(Figure content listings)
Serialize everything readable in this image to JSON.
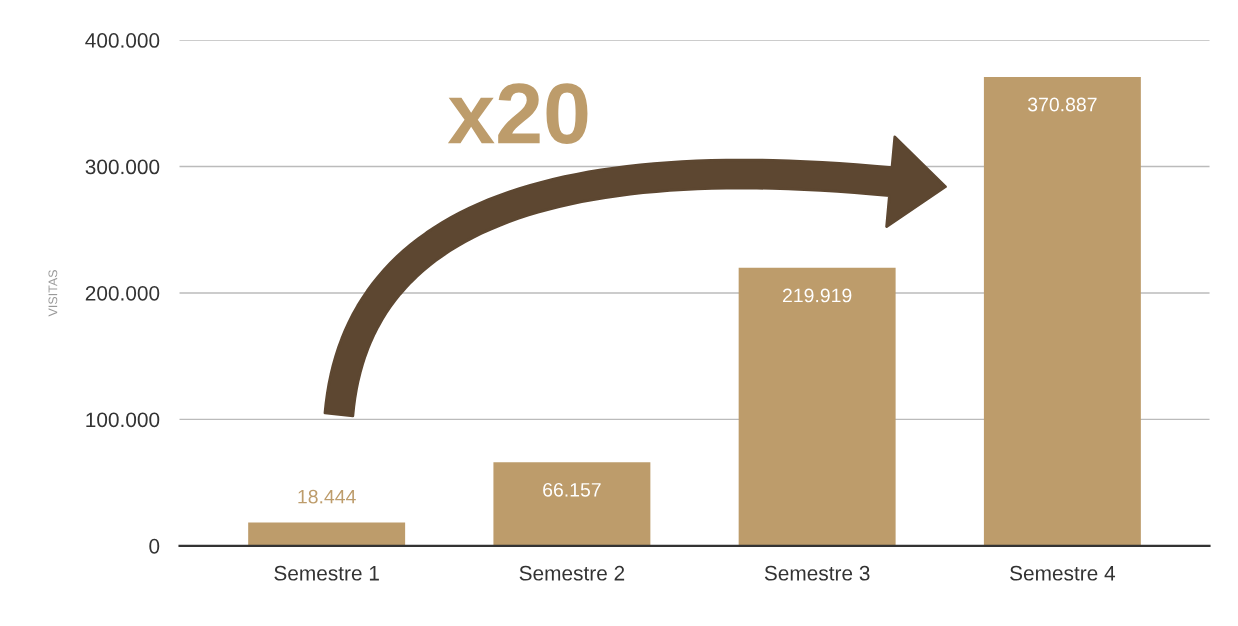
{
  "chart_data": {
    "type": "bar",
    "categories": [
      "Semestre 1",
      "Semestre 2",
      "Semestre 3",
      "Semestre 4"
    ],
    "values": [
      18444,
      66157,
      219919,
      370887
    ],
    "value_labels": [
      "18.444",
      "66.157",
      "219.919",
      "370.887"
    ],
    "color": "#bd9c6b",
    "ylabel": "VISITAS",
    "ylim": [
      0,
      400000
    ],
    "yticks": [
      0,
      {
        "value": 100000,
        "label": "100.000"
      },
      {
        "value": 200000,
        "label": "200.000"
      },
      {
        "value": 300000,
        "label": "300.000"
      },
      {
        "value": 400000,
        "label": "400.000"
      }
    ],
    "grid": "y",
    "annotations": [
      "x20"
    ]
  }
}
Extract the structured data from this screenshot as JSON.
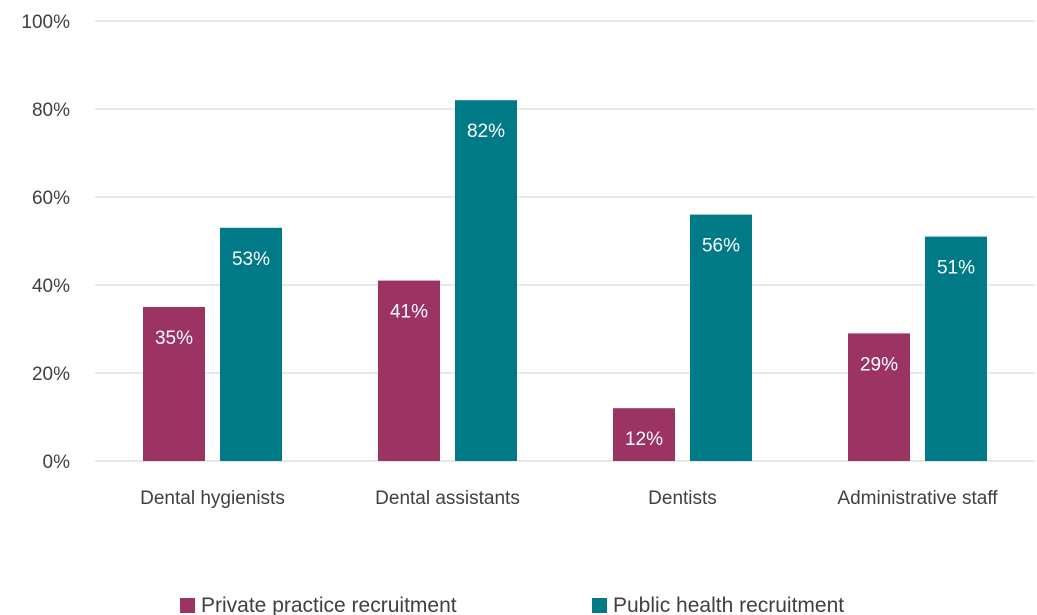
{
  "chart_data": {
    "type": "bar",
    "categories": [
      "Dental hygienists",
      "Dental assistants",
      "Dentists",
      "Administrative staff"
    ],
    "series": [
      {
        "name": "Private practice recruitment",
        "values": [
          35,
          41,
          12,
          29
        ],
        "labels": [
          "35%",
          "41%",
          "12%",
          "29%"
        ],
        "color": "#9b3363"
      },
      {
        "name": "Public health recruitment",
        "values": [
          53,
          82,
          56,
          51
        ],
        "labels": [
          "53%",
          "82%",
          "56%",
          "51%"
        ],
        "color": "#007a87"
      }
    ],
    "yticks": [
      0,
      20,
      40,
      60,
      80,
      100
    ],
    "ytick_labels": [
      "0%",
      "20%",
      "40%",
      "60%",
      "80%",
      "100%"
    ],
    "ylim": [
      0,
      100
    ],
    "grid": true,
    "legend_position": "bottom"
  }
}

— Work required —
Note how many lines of the material contain the string "this". Then report that number by itself.

— The response —
2